=== Excerpt provided ===
I reiterate that we are conducting our own inquiry into the revision of the code of conduct, which is long overdue and has been interrupted by several general elections in recent years. We are doing a comprehensive trawl of options and considering how our own code intersects with the ICGS, with the ministerial code and with the codes of political parties. Members of Parliament are subject to many codes. The public are very confused, and have either no interest or no confidence in the systems, which overlap and conflict with each other, that we have created for the various roles that people adopt in this Parliament. We have a very big task—to reduce that confusion. There is, indeed, a lot of confusion amongst right hon. and hon. Members who do not understand how these things work.
So there needs to be a much higher level of engagement and understanding and a simplification and clarification, and that is what we are working on now. I hope that we will learn from the work of the panel, and if the panel is a success, we may well learn some very positive lessons.
From the start, the SNP has welcomed and co-operated with the development and implementation of the ICGS process. Like others, I pay tribute to the former Leader of the House, the right hon. Member for South Northamptonshire (Andrea Leadsom). I also pay tribute to my hon. Friend —he really ought to be my right hon. Friend—the Member for Perth and North Perthshire (Pete Wishart). There is an extremely well qualified and distinguished line-up of individuals for approval. [Interruption.] I am sure that was tremendously funny, but I did not catch that sedentary intervention. A very distinguished panel of candidates has been brought before us, from a range of backgrounds, from across the four nations.
I just misled the House. The hon. Member for Perth and North Perthshire (Pete Wishart) would not have to swear allegiance to the Crown; he would have the oath administered to him. So it is rather like having an injection; it is just given to you. Whether we like it or not, and whether we agree with it or not, the oath is just given to you. If the hon. Gentleman wants to be a Privy Counsellor, he would have to go through that process.
It is slightly off topic, Madam Deputy Speaker, but the best way to find out would be for the Leader of the House to phone up my hon. Friend the Member for Perth and North Perthshire and make that offer to him; then we will see whether or not he rises to the offer of joining Her Majesty’s Privy Council.
I do not know whether any of the candidates in this line-up are Privy Counsellors as yet, but they have all left distinguished careers, they have experience across the four nations of the United Kingdom, which is welcome, and it is a gender-balanced line-up as well—although, as the shadow Leader of the House says, there is always more that can be done to promote ethnic diversity. But I think we should thank the Clerk Assistant and the panel for selecting such quality final panellists out of all the candidates who came forward.
=== Source records ===
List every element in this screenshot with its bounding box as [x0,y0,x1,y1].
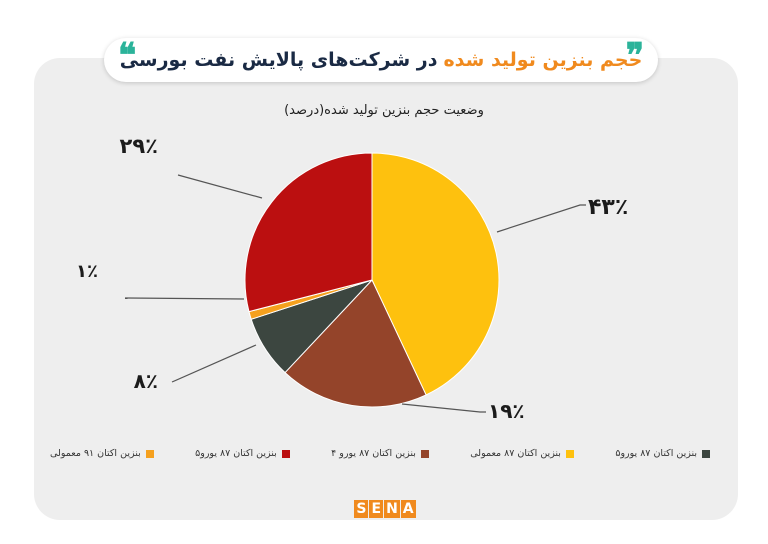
logo-letter: S [354,500,369,518]
legend-item: بنزین اکتان ۸۷ یورو۵ [615,448,710,459]
pie-slice [371,152,500,396]
legend-swatch [420,449,429,458]
legend-label: بنزین اکتان ۸۷ یورو۵ [615,448,697,459]
logo-letter: N [384,500,400,518]
legend-label: بنزین اکتان ۹۱ معمولی [50,448,141,459]
title-rest: در شرکت‌های پالایش نفت بورسی [119,49,438,71]
slice-percent-label: ۲۹٪ [120,134,158,158]
legend-swatch [565,449,574,458]
slice-percent-label: ۸٪ [134,369,158,393]
legend-item: بنزین اکتان ۸۷ معمولی [470,448,574,459]
title-highlight: حجم بنزین تولید شده [443,49,643,71]
legend-item: بنزین اکتان ۹۱ معمولی [50,448,154,459]
legend-swatch [281,449,290,458]
legend-label: بنزین اکتان ۸۷ معمولی [470,448,561,459]
pie-slice [244,152,373,313]
legend-label: بنزین اکتان ۸۷ یورو۵ [195,448,277,459]
slice-percent-label: ۱٪ [76,261,98,282]
chart-legend: بنزین اکتان ۹۱ معمولی بنزین اکتان ۸۷ یورو… [50,448,710,459]
page-title: ❞ حجم بنزین تولید شده در شرکت‌های پالایش… [104,36,658,82]
logo-letter: A [400,500,416,518]
leader-line [177,174,263,199]
legend-item: بنزین اکتان ۸۷ یورو۵ [195,448,290,459]
leader-line [171,344,257,383]
legend-item: بنزین اکتان ۸۷ یورو ۴ [331,448,429,459]
pie-slice [284,279,427,408]
open-quote-icon: ❞ [625,36,644,76]
chart-title: وضعیت حجم بنزین تولید شده(درصد) [284,103,484,118]
legend-swatch [702,449,710,458]
close-quote-icon: ❝ [118,36,137,76]
leader-line [124,297,245,300]
leader-line [496,204,586,233]
slice-percent-label: ۴۳٪ [588,195,628,220]
slice-percent-label: ۱۹٪ [488,399,525,423]
legend-label: بنزین اکتان ۸۷ یورو ۴ [331,448,416,459]
leader-line [401,403,486,413]
logo-letter: E [369,500,384,518]
legend-swatch [145,449,154,458]
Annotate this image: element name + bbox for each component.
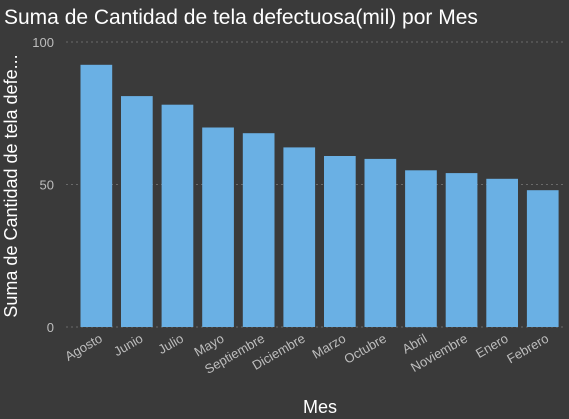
chart-title: Suma de Cantidad de tela defectuosa(mil)… [4, 6, 478, 29]
bar-febrero[interactable] [526, 190, 559, 327]
y-tick-label: 0 [47, 320, 54, 335]
bar-octubre[interactable] [364, 158, 397, 327]
x-tick-label-junio: Junio [111, 331, 145, 360]
y-axis-ticks: 0 50 100 [32, 35, 54, 335]
x-tick-label-octubre: Octubre [341, 331, 389, 367]
bar-junio[interactable] [121, 96, 153, 327]
y-tick-label: 50 [40, 178, 54, 193]
bar-abril[interactable] [405, 170, 437, 328]
bar-diciembre[interactable] [283, 147, 316, 327]
x-axis-title: Mes [303, 397, 337, 417]
bar-enero[interactable] [486, 178, 518, 327]
x-tick-label-febrero: Febrero [504, 331, 551, 367]
x-tick-label-julio: Julio [155, 331, 186, 357]
bar-agosto[interactable] [80, 64, 113, 328]
bar-mayo[interactable] [202, 127, 234, 328]
bars [80, 64, 559, 328]
bar-noviembre[interactable] [445, 173, 478, 327]
bar-marzo[interactable] [324, 156, 356, 327]
x-tick-label-agosto: Agosto [62, 331, 105, 364]
y-axis-title: Suma de Cantidad de tela defe... [1, 54, 21, 317]
bar-septiembre[interactable] [242, 133, 275, 327]
y-tick-label: 100 [32, 35, 54, 50]
bar-julio[interactable] [161, 104, 194, 327]
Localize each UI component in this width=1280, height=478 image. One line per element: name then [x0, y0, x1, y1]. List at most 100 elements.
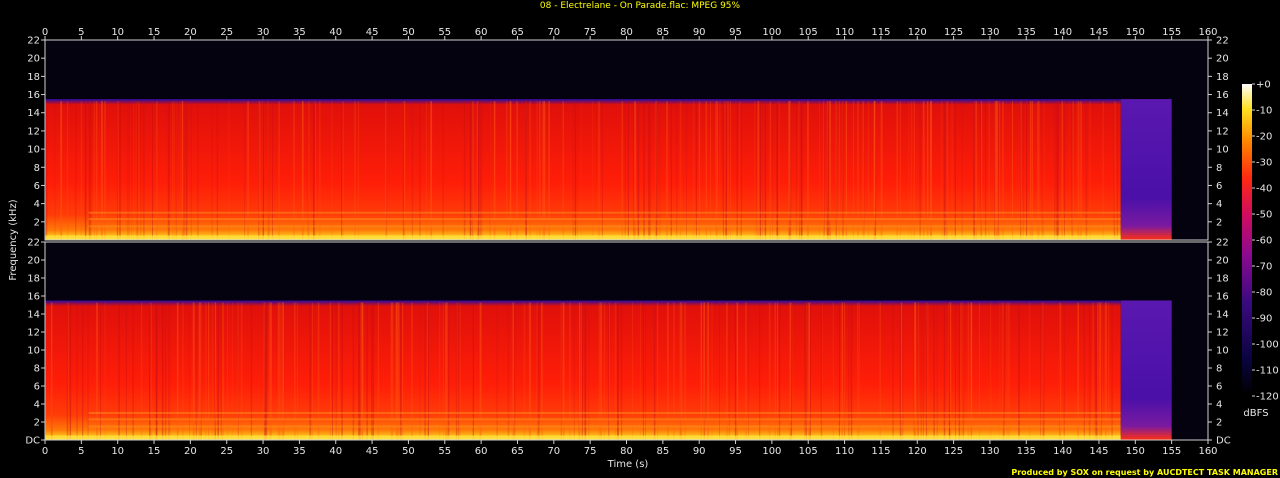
spectral-streak	[564, 302, 565, 440]
spectral-streak	[598, 101, 600, 240]
spectrogram-panel-upper	[45, 40, 1208, 240]
spectral-streak	[915, 302, 917, 440]
colorbar-tick-label: -120	[1256, 392, 1279, 403]
spectral-streak	[821, 302, 823, 440]
colorbar-tick-label: -100	[1256, 340, 1279, 351]
spectral-streak	[925, 302, 927, 440]
x-tick-label: 50	[402, 446, 415, 457]
spectral-streak	[205, 302, 207, 440]
spectral-streak	[1012, 101, 1013, 240]
spectral-streak	[614, 302, 617, 440]
x-tick-label: 120	[908, 446, 927, 457]
spectral-streak	[262, 101, 263, 240]
spectral-streak	[168, 101, 170, 240]
x-tick-label: 75	[584, 446, 597, 457]
x-tick-label: 100	[762, 27, 781, 38]
spectral-streak	[283, 302, 285, 440]
chart-title: 08 - Electrelane - On Parade.flac: MPEG …	[540, 1, 741, 11]
spectral-streak	[592, 101, 594, 240]
x-tick-label: 115	[871, 446, 890, 457]
y-tick-label: 2	[34, 217, 40, 228]
y-tick-label: 18	[27, 274, 40, 285]
spectral-streak	[80, 101, 83, 240]
spectral-streak	[853, 101, 854, 240]
spectral-streak	[995, 101, 997, 240]
spectral-streak	[857, 101, 859, 240]
spectral-streak	[1059, 302, 1060, 440]
x-tick-label: 140	[1053, 446, 1072, 457]
spectral-streak	[192, 302, 195, 440]
spectral-streak	[639, 302, 641, 440]
harmonic-row	[88, 211, 1121, 214]
spectral-streak	[710, 101, 711, 240]
spectral-streak	[999, 302, 1001, 440]
spectral-streak	[244, 101, 246, 240]
x-tick-label: 30	[257, 446, 270, 457]
spectral-streak	[214, 302, 217, 440]
spectral-streak	[76, 302, 78, 440]
spectral-streak	[598, 302, 600, 440]
y-tick-label: 22	[1216, 238, 1229, 249]
spectral-streak	[910, 101, 913, 240]
spectral-streak	[1089, 302, 1091, 440]
spectral-streak	[149, 302, 151, 440]
harmonic-row	[88, 418, 1121, 421]
spectral-streak	[576, 101, 578, 240]
spectral-streak	[958, 302, 960, 440]
spectral-streak	[574, 101, 577, 240]
spectral-streak	[216, 101, 219, 240]
spectral-streak	[776, 101, 778, 240]
x-tick-label: 95	[729, 27, 742, 38]
spectral-streak	[222, 302, 224, 440]
x-tick-label: 110	[835, 27, 854, 38]
spectral-streak	[341, 101, 343, 240]
spectral-streak	[789, 101, 790, 240]
spectral-streak	[844, 302, 846, 440]
spectral-streak	[820, 302, 822, 440]
spectral-streak	[643, 101, 645, 240]
spectral-streak	[332, 302, 333, 440]
x-tick-label: 105	[799, 446, 818, 457]
spectral-streak	[402, 101, 405, 240]
spectrogram-panel-lower	[45, 242, 1208, 440]
spectral-streak	[881, 101, 883, 240]
spectral-streak	[727, 302, 728, 440]
spectral-streak	[125, 302, 127, 440]
spectral-streak	[980, 101, 982, 240]
spectral-streak	[681, 302, 683, 440]
spectral-streak	[728, 302, 730, 440]
spectral-streak	[200, 302, 202, 440]
spectral-streak	[863, 101, 865, 240]
spectral-streak	[1085, 101, 1088, 240]
spectral-streak	[653, 302, 656, 440]
spectral-streak	[136, 101, 138, 240]
spectral-streak	[1042, 302, 1045, 440]
spectral-streak	[679, 302, 682, 440]
spectral-streak	[175, 101, 177, 240]
spectral-streak	[211, 302, 214, 440]
spectral-streak	[582, 302, 584, 440]
spectral-streak	[799, 101, 801, 240]
spectral-streak	[730, 101, 731, 240]
spectral-streak	[354, 101, 356, 240]
spectral-streak	[66, 302, 68, 440]
y-tick-label: 16	[1216, 292, 1229, 303]
spectral-streak	[307, 101, 309, 240]
spectral-streak	[240, 302, 243, 440]
x-tick-label: 125	[944, 446, 963, 457]
spectral-streak	[267, 101, 270, 240]
spectral-streak	[698, 101, 701, 240]
spectral-streak	[862, 101, 864, 240]
spectral-streak	[493, 101, 496, 240]
harmonic-row	[88, 425, 1121, 428]
spectral-streak	[1097, 302, 1099, 440]
spectral-streak	[329, 302, 331, 440]
spectral-streak	[1028, 302, 1031, 440]
spectral-streak	[96, 302, 98, 440]
x-tick-label: 55	[438, 27, 451, 38]
spectral-streak	[69, 302, 72, 440]
spectral-streak	[181, 101, 184, 240]
spectral-streak	[990, 302, 992, 440]
spectral-streak	[1071, 101, 1072, 240]
y-tick-label: 2	[1216, 418, 1222, 429]
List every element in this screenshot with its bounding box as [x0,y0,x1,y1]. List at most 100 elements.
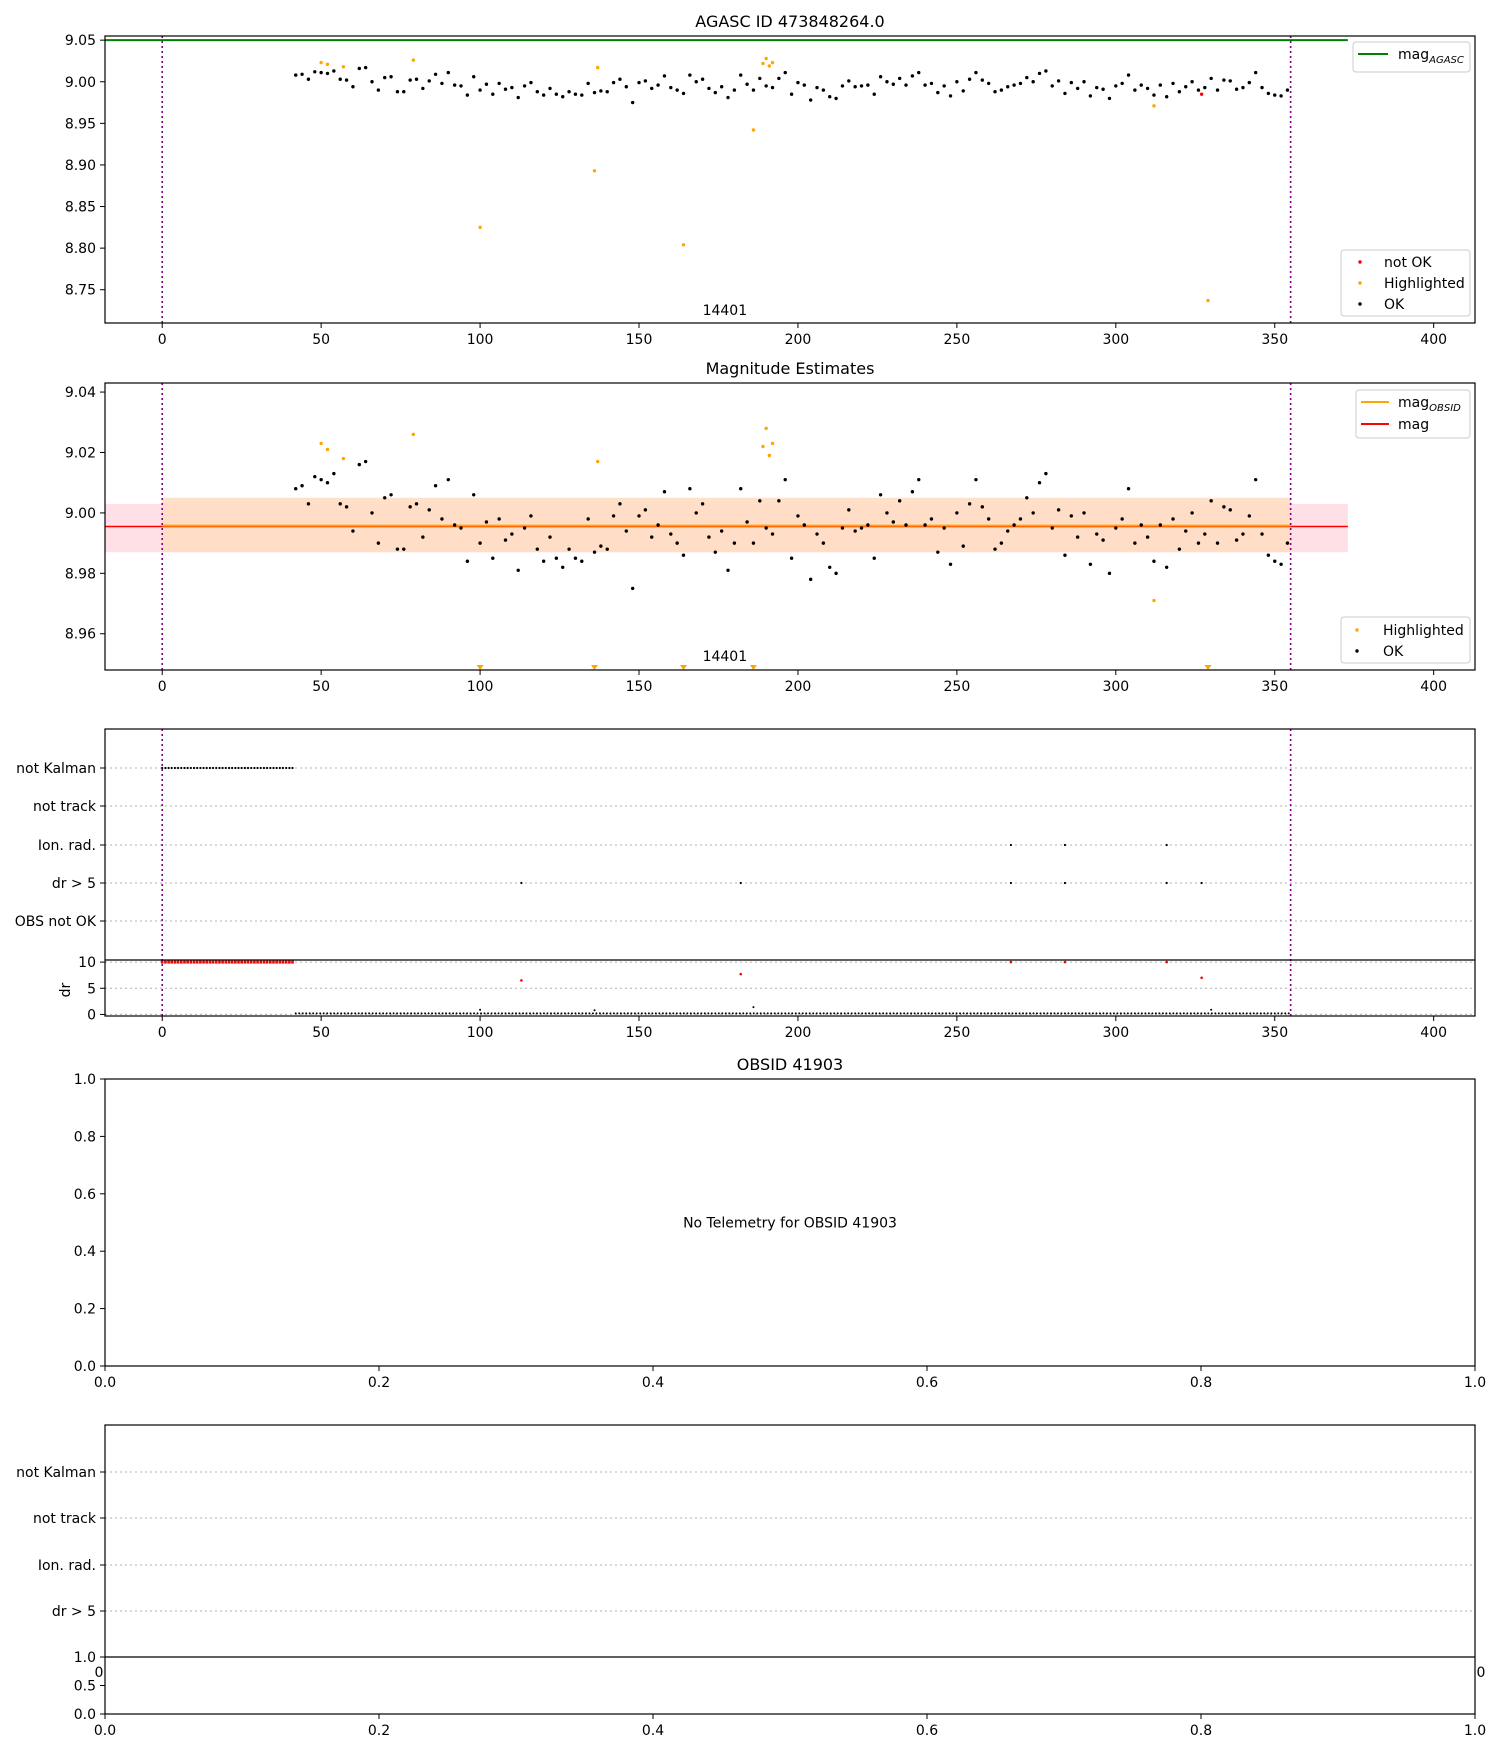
x-tick-label: 350 [1261,1025,1288,1041]
dr-point [319,1012,322,1015]
ok-point [961,544,965,548]
ok-point [294,73,298,77]
dr-clipped-point [164,960,167,964]
not-kalman-flag [196,766,199,770]
ok-point [414,77,419,81]
x-tick-label: 300 [1102,332,1129,348]
dr-point [1172,1012,1175,1015]
dr-point [854,1012,857,1015]
dr-point [539,1012,542,1015]
ok-point [313,70,317,74]
dr-point [528,1012,531,1015]
dr-point [378,1012,381,1015]
legend-marker [1358,281,1362,285]
ok-point [821,88,826,92]
ok-point [630,100,635,105]
ok-point [1107,96,1112,101]
highlighted-point [761,444,765,449]
highlighted-point [411,432,416,437]
highlighted-point [770,60,775,65]
dr-point [1109,1012,1112,1015]
ok-point [370,80,374,84]
dr-clipped-point [288,960,291,964]
dr-point [1245,1012,1248,1015]
ok-point [719,85,724,89]
dr-point [385,1012,388,1015]
ok-point [713,550,718,554]
dr-point [707,1012,710,1015]
dr-point [1123,1012,1126,1015]
flag-label: dr > 5 [52,1604,96,1620]
dr-point [326,1012,329,1015]
dr-clipped-point [205,960,209,964]
ok-point [745,520,749,524]
ok-point [656,523,660,527]
ok-point [681,553,686,557]
dr-point [1018,1012,1021,1015]
below-range-marker [1204,665,1212,670]
ok-point [993,90,997,94]
ok-point [522,526,527,530]
ok-point [637,80,641,85]
ok-point [1069,514,1074,518]
dr-point [976,1012,979,1015]
dr-point [1084,1012,1087,1015]
dr-point [479,1008,482,1011]
ok-point [1164,95,1169,99]
obsid-label: 14401 [703,303,748,319]
not-kalman-flag [192,766,196,770]
highlighted-point [325,62,330,66]
ok-point [859,84,864,88]
ok-point [1273,559,1277,563]
dr-point [364,1012,367,1015]
ok-point [1126,487,1131,491]
x-tick-label: 0.0 [94,1375,116,1391]
dr-point [455,1012,458,1015]
legend-label: Highlighted [1383,623,1464,639]
dr-point [389,1012,392,1015]
x-tick-label: 400 [1420,679,1447,695]
dr-point [511,1012,514,1015]
ok-point [433,484,438,488]
ok-point [363,459,368,464]
dr-point [843,1012,846,1015]
dr-point [371,1012,374,1015]
ion-rad-flag [1165,843,1168,847]
dr-point [1053,1012,1056,1015]
dr-point [532,1012,535,1015]
ok-point [529,514,533,518]
x-tick-label: 400 [1420,332,1447,348]
ok-point [739,73,743,77]
ok-point [904,83,908,87]
dr-clipped-point [186,960,189,964]
ok-point [1247,514,1252,518]
dr-point [518,1012,521,1015]
ok-point [459,84,463,88]
dr-point [553,1012,556,1015]
not-kalman-flag [199,766,202,770]
dr-point [581,1012,584,1015]
ok-point [452,83,457,87]
ok-point [548,86,552,91]
x-tick-label: 0.8 [1190,1723,1212,1739]
ok-point [1044,69,1048,73]
dr-point [1001,1012,1004,1015]
ok-point [580,93,584,97]
dr-point [593,1009,596,1012]
x-tick-label: 150 [626,332,653,348]
dr-point [1056,1012,1059,1015]
ok-point [910,74,915,78]
dr-point [1067,1012,1070,1015]
dr-point [1249,1012,1252,1015]
ok-point [789,92,794,96]
ok-point [1082,511,1086,515]
dr-clipped-point [246,960,250,964]
subplot-background [105,1657,1475,1714]
not-kalman-flag [281,766,285,770]
ok-point [1266,553,1271,557]
x-tick-label: 100 [467,1025,494,1041]
not-kalman-flag [275,766,278,770]
ok-point [1260,532,1264,536]
highlighted-point [764,56,768,61]
dr-point [424,1012,427,1015]
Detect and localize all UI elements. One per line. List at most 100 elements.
===
** Actions to take **
1. Write out the passage of the parliamentary debate excerpt that begins with the words "It is slightly" and ends with the words "who came forward.".
2. Convert the records from the line containing "logo-letter: S [354,500,369,518]" through the line containing "logo-letter: N [384,500,400,518]", both included, into a JSON list of strings with one string per line and no blank lines.

** Answers in order **
1.
It is slightly off topic, Madam Deputy Speaker, but the best way to find out would be for the Leader of the House to phone up my hon. Friend the Member for Perth and North Perthshire and make that offer to him; then we will see whether or not he rises to the offer of joining Her Majesty’s Privy Council.
I do not know whether any of the candidates in this line-up are Privy Counsellors as yet, but they have all left distinguished careers, they have experience across the four nations of the United Kingdom, which is welcome, and it is a gender-balanced line-up as well—although, as the shadow Leader of the House says, there is always more that can be done to promote ethnic diversity. But I think we should thank the Clerk Assistant and the panel for selecting such quality final panellists out of all the candidates who came forward.

2.
[
  "logo-letter: S [354,500,369,518]",
  "legend-item: بنزین اکتان ۸۷ یورو۵ [615,448,710,459]",
  "pie-slice [371,152,500,396]",
  "legend-swatch [420,449,429,458]",
  "legend-label: بنزین اکتان ۸۷ یورو۵ [615,448,697,459]",
  "logo-letter: N [384,500,400,518]"
]